### PROBLEM TO SOLVE
Reproduce the data below line for line, without altering anything, and omit the pictures from your answer.

### EXTRACTED INFORMATION
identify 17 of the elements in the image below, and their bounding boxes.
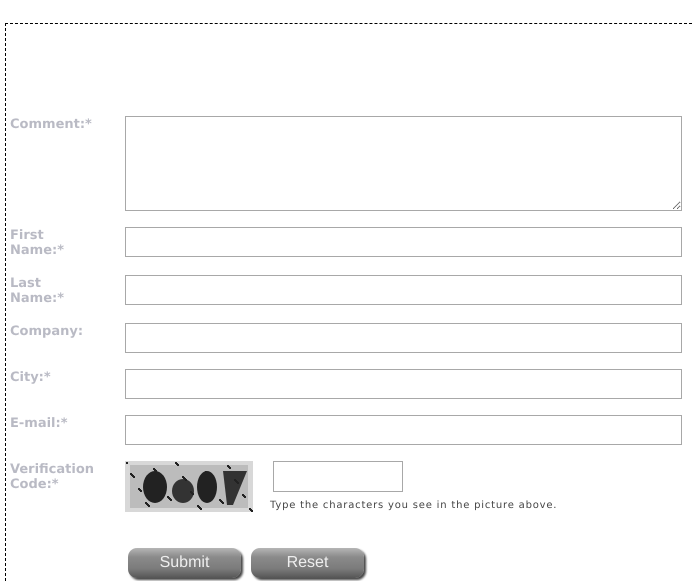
- field-label: City:*: [10, 368, 52, 386]
- reset-button[interactable]: Reset: [251, 548, 364, 578]
- submit-button[interactable]: Submit: [128, 548, 241, 578]
- field-label: First Name:*: [10, 227, 66, 259]
- verification-field[interactable]: [273, 460, 403, 492]
- field-label: Comment:*: [10, 116, 92, 133]
- input-field[interactable]: [125, 368, 682, 399]
- input-field[interactable]: [125, 227, 682, 257]
- field-label: E-mail:*: [10, 414, 69, 432]
- input-field[interactable]: [125, 414, 682, 445]
- field-label: Last Name:*: [10, 274, 66, 307]
- field-label: Company:: [10, 322, 84, 340]
- hint-text: Type the characters you see in the picture above.: [270, 500, 558, 511]
- input-field[interactable]: [125, 322, 682, 353]
- field-label: Verification Code:*: [10, 460, 94, 493]
- comment-field[interactable]: [125, 116, 682, 211]
- input-field[interactable]: [125, 274, 682, 305]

### SOLUTION FOR THIS EXERCISE
identify 17 of the elements in the image below, and their bounding boxes.
- field-label: City:*: [10, 368, 52, 386]
- reset-button[interactable]: Reset: [251, 548, 364, 578]
- submit-button[interactable]: Submit: [128, 548, 241, 578]
- field-label: First Name:*: [10, 227, 66, 259]
- verification-field[interactable]: [273, 460, 403, 492]
- field-label: Comment:*: [10, 116, 92, 133]
- input-field[interactable]: [125, 368, 682, 399]
- input-field[interactable]: [125, 227, 682, 257]
- field-label: E-mail:*: [10, 414, 69, 432]
- input-field[interactable]: [125, 414, 682, 445]
- field-label: Last Name:*: [10, 274, 66, 307]
- field-label: Company:: [10, 322, 84, 340]
- hint-text: Type the characters you see in the picture above.: [270, 500, 558, 511]
- input-field[interactable]: [125, 322, 682, 353]
- field-label: Verification Code:*: [10, 460, 94, 493]
- comment-field[interactable]: [125, 116, 682, 211]
- input-field[interactable]: [125, 274, 682, 305]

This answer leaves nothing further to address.